— Record list —
--*--

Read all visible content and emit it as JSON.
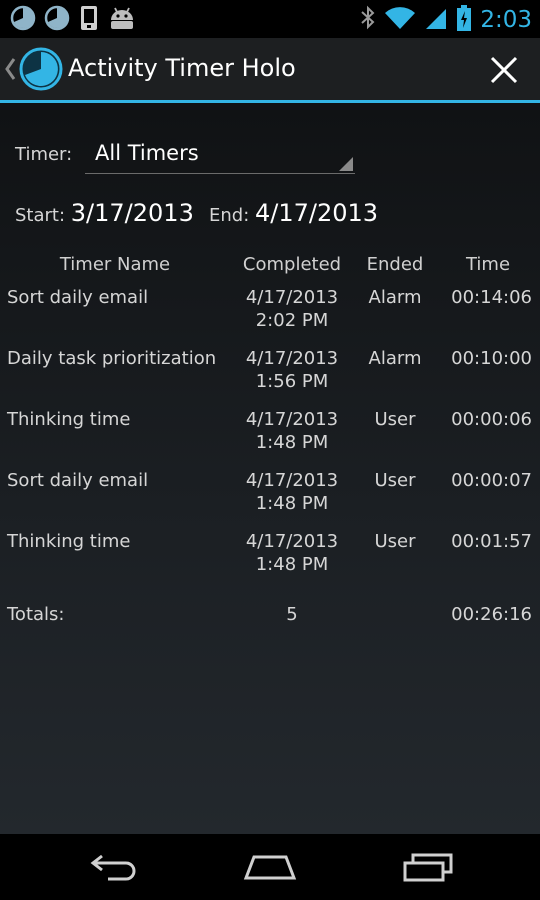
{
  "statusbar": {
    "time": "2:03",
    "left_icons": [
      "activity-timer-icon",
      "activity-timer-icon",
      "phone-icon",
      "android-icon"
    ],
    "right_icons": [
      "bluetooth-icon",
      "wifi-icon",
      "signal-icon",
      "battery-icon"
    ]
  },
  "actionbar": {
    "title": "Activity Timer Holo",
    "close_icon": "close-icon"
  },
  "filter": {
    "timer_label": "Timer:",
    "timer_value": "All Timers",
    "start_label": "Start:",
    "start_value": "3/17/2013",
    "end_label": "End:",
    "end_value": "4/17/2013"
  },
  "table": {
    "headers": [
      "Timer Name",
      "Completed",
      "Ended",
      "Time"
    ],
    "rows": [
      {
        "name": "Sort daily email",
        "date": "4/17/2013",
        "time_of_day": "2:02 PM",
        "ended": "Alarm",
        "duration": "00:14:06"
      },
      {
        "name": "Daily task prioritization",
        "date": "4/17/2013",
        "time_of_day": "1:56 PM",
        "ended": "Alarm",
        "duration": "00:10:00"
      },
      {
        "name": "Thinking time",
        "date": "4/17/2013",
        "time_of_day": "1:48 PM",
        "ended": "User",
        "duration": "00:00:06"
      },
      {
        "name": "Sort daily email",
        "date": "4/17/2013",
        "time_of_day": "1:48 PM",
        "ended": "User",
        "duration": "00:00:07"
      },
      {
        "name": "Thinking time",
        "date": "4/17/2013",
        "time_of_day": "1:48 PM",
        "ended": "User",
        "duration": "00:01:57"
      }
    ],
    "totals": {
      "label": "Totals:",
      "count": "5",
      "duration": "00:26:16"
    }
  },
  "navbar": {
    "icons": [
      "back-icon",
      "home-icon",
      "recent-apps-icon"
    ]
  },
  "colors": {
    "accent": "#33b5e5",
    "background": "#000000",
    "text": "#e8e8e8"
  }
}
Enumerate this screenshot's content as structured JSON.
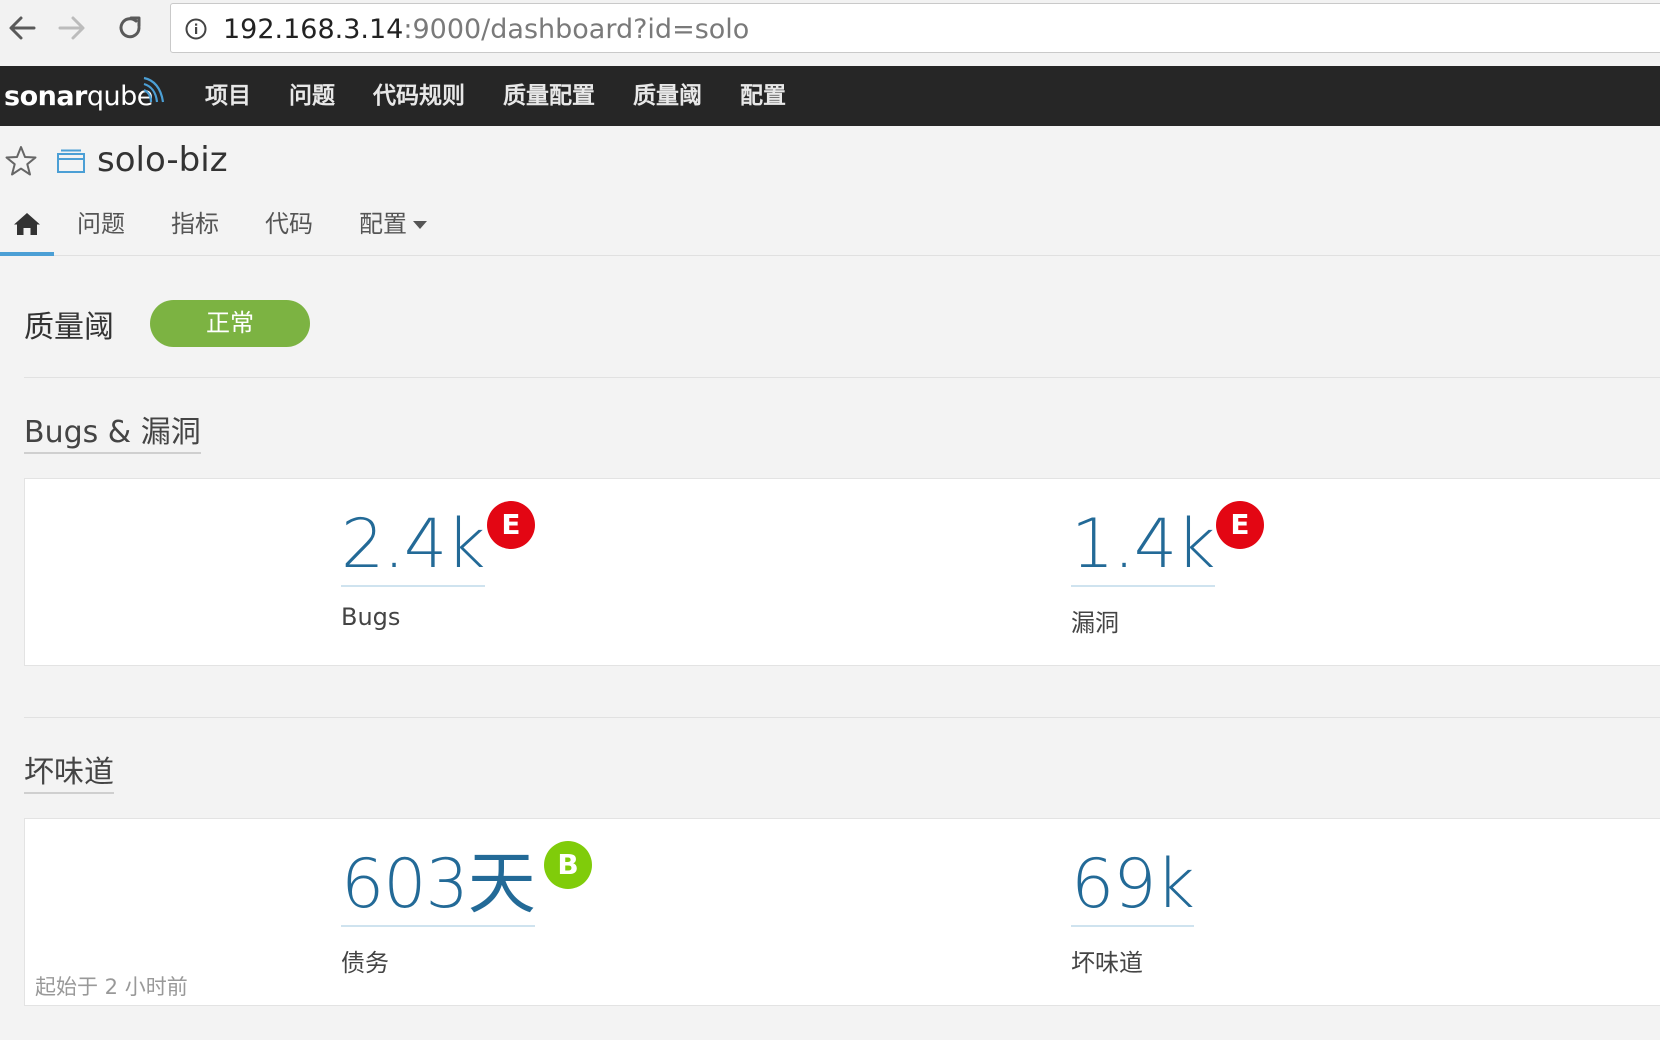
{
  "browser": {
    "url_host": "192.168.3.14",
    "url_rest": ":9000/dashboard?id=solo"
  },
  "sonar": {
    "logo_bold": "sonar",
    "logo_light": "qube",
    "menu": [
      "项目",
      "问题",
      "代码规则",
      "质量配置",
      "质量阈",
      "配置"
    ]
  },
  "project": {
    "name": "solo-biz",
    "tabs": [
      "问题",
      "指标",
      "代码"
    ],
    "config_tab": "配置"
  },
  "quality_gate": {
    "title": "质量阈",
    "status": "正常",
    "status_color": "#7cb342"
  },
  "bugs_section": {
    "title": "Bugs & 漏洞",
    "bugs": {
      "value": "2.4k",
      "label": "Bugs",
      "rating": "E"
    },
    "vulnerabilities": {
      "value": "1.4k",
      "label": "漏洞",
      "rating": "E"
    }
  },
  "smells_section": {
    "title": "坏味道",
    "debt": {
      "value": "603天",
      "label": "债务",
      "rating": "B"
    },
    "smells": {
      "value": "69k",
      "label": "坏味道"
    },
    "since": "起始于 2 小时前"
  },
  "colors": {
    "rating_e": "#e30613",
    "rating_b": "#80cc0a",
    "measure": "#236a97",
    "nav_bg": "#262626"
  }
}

--*--

— Written request —
Please set down each line of the data above exactly as written, without the pictures.

— Output of the task —
Read all visible content and emit it as JSON.
{
  "statusbar": {
    "time": "2:03",
    "left_icons": [
      "activity-timer-icon",
      "activity-timer-icon",
      "phone-icon",
      "android-icon"
    ],
    "right_icons": [
      "bluetooth-icon",
      "wifi-icon",
      "signal-icon",
      "battery-icon"
    ]
  },
  "actionbar": {
    "title": "Activity Timer Holo",
    "close_icon": "close-icon"
  },
  "filter": {
    "timer_label": "Timer:",
    "timer_value": "All Timers",
    "start_label": "Start:",
    "start_value": "3/17/2013",
    "end_label": "End:",
    "end_value": "4/17/2013"
  },
  "table": {
    "headers": [
      "Timer Name",
      "Completed",
      "Ended",
      "Time"
    ],
    "rows": [
      {
        "name": "Sort daily email",
        "date": "4/17/2013",
        "time_of_day": "2:02 PM",
        "ended": "Alarm",
        "duration": "00:14:06"
      },
      {
        "name": "Daily task prioritization",
        "date": "4/17/2013",
        "time_of_day": "1:56 PM",
        "ended": "Alarm",
        "duration": "00:10:00"
      },
      {
        "name": "Thinking time",
        "date": "4/17/2013",
        "time_of_day": "1:48 PM",
        "ended": "User",
        "duration": "00:00:06"
      },
      {
        "name": "Sort daily email",
        "date": "4/17/2013",
        "time_of_day": "1:48 PM",
        "ended": "User",
        "duration": "00:00:07"
      },
      {
        "name": "Thinking time",
        "date": "4/17/2013",
        "time_of_day": "1:48 PM",
        "ended": "User",
        "duration": "00:01:57"
      }
    ],
    "totals": {
      "label": "Totals:",
      "count": "5",
      "duration": "00:26:16"
    }
  },
  "navbar": {
    "icons": [
      "back-icon",
      "home-icon",
      "recent-apps-icon"
    ]
  },
  "colors": {
    "accent": "#33b5e5",
    "background": "#000000",
    "text": "#e8e8e8"
  }
}
Enumerate this screenshot's content as structured JSON.
{
  "browser": {
    "url_host": "192.168.3.14",
    "url_rest": ":9000/dashboard?id=solo"
  },
  "sonar": {
    "logo_bold": "sonar",
    "logo_light": "qube",
    "menu": [
      "项目",
      "问题",
      "代码规则",
      "质量配置",
      "质量阈",
      "配置"
    ]
  },
  "project": {
    "name": "solo-biz",
    "tabs": [
      "问题",
      "指标",
      "代码"
    ],
    "config_tab": "配置"
  },
  "quality_gate": {
    "title": "质量阈",
    "status": "正常",
    "status_color": "#7cb342"
  },
  "bugs_section": {
    "title": "Bugs & 漏洞",
    "bugs": {
      "value": "2.4k",
      "label": "Bugs",
      "rating": "E"
    },
    "vulnerabilities": {
      "value": "1.4k",
      "label": "漏洞",
      "rating": "E"
    }
  },
  "smells_section": {
    "title": "坏味道",
    "debt": {
      "value": "603天",
      "label": "债务",
      "rating": "B"
    },
    "smells": {
      "value": "69k",
      "label": "坏味道"
    },
    "since": "起始于 2 小时前"
  },
  "colors": {
    "rating_e": "#e30613",
    "rating_b": "#80cc0a",
    "measure": "#236a97",
    "nav_bg": "#262626"
  }
}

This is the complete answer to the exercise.